--- BEGIN Data rows ---

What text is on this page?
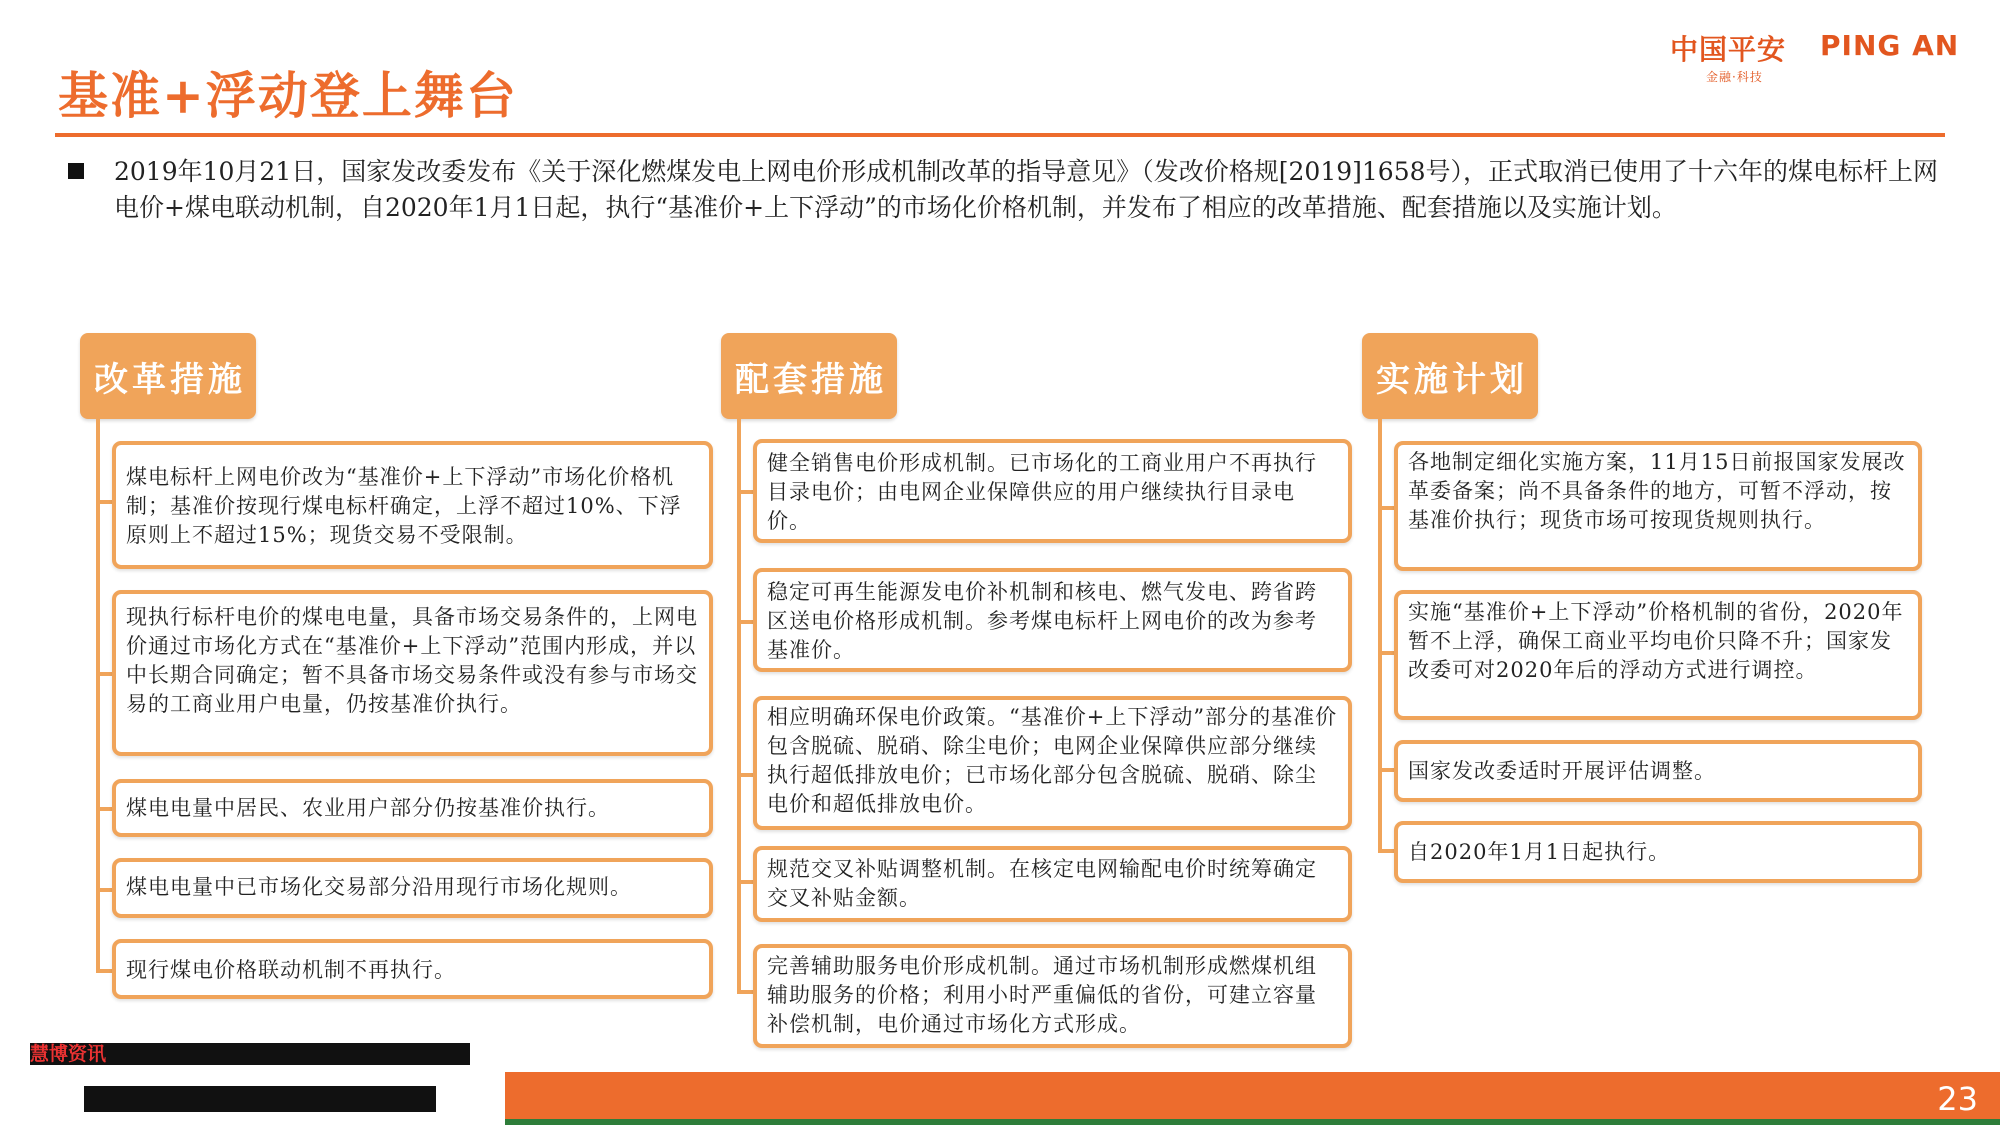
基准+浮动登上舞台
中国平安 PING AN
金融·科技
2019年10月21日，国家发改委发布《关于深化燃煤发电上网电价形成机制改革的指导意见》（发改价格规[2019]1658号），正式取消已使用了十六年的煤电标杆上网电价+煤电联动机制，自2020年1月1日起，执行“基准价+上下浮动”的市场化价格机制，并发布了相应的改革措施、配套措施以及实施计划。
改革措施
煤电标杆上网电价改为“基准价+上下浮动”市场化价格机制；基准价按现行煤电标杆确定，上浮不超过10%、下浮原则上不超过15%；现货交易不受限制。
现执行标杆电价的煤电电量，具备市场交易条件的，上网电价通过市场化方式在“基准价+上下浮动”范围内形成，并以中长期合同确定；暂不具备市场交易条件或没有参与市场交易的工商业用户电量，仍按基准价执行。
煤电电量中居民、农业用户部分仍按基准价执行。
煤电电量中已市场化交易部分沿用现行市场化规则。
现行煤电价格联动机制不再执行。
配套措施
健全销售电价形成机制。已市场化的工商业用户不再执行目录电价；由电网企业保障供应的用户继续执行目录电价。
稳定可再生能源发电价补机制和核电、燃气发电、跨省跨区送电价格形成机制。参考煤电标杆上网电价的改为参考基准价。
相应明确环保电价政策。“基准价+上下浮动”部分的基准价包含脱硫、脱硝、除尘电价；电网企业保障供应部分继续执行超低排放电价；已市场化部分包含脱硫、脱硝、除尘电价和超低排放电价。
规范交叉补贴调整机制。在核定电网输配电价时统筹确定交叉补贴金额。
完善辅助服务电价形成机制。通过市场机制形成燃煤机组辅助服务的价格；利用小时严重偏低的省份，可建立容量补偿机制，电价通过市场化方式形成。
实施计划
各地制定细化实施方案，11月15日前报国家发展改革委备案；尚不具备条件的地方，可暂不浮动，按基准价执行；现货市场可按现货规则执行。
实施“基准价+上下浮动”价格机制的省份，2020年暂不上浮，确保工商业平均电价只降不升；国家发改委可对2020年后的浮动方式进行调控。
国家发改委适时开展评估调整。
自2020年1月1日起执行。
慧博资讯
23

--- END Data rows ---

## Work required
Find how many lines in the listing hold "上下浮动", and reply with that number only.

## Result for this task
5